Task statement → Go through the listing and write out all of it exactly.

Stored records:
□ □ □ □ □

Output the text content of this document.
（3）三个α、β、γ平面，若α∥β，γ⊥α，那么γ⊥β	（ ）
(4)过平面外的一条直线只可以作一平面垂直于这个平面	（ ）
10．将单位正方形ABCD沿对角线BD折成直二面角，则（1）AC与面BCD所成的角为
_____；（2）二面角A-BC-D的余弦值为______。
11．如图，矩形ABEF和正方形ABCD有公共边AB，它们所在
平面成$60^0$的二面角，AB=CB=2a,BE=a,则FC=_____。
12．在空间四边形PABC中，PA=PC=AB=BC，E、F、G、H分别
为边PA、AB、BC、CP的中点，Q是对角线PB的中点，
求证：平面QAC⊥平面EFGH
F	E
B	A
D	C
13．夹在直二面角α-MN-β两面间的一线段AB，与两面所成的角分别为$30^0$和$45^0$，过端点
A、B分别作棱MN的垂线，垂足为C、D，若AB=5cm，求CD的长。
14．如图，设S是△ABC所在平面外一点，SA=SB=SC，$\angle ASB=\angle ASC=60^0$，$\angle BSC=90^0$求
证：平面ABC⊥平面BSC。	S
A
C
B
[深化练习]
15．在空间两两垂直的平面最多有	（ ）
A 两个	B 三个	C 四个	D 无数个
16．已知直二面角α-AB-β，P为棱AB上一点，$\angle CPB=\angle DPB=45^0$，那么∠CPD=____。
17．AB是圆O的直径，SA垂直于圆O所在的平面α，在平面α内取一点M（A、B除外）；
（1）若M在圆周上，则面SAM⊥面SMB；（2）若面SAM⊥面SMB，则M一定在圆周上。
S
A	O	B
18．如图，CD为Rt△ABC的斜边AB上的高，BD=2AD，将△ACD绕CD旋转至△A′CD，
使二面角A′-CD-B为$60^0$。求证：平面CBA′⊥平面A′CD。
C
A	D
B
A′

□ □ □ □ □

Exercise response →
Output the text content of this document.
（3）三个α、β、γ平面，若α∥β，γ⊥α，那么γ⊥β	（ ）
(4)过平面外的一条直线只可以作一平面垂直于这个平面	（ ）
10．将单位正方形ABCD沿对角线BD折成直二面角，则（1）AC与面BCD所成的角为
_____；（2）二面角A-BC-D的余弦值为______。
11．如图，矩形ABEF和正方形ABCD有公共边AB，它们所在
平面成$60^0$的二面角，AB=CB=2a,BE=a,则FC=_____。
12．在空间四边形PABC中，PA=PC=AB=BC，E、F、G、H分别
为边PA、AB、BC、CP的中点，Q是对角线PB的中点，
求证：平面QAC⊥平面EFGH
F	E
B	A
D	C
13．夹在直二面角α-MN-β两面间的一线段AB，与两面所成的角分别为$30^0$和$45^0$，过端点
A、B分别作棱MN的垂线，垂足为C、D，若AB=5cm，求CD的长。
14．如图，设S是△ABC所在平面外一点，SA=SB=SC，$\angle ASB=\angle ASC=60^0$，$\angle BSC=90^0$求
证：平面ABC⊥平面BSC。	S
A
C
B
[深化练习]
15．在空间两两垂直的平面最多有	（ ）
A 两个	B 三个	C 四个	D 无数个
16．已知直二面角α-AB-β，P为棱AB上一点，$\angle CPB=\angle DPB=45^0$，那么∠CPD=____。
17．AB是圆O的直径，SA垂直于圆O所在的平面α，在平面α内取一点M（A、B除外）；
（1）若M在圆周上，则面SAM⊥面SMB；（2）若面SAM⊥面SMB，则M一定在圆周上。
S
A	O	B
18．如图，CD为Rt△ABC的斜边AB上的高，BD=2AD，将△ACD绕CD旋转至△A′CD，
使二面角A′-CD-B为$60^0$。求证：平面CBA′⊥平面A′CD。
C
A	D
B
A′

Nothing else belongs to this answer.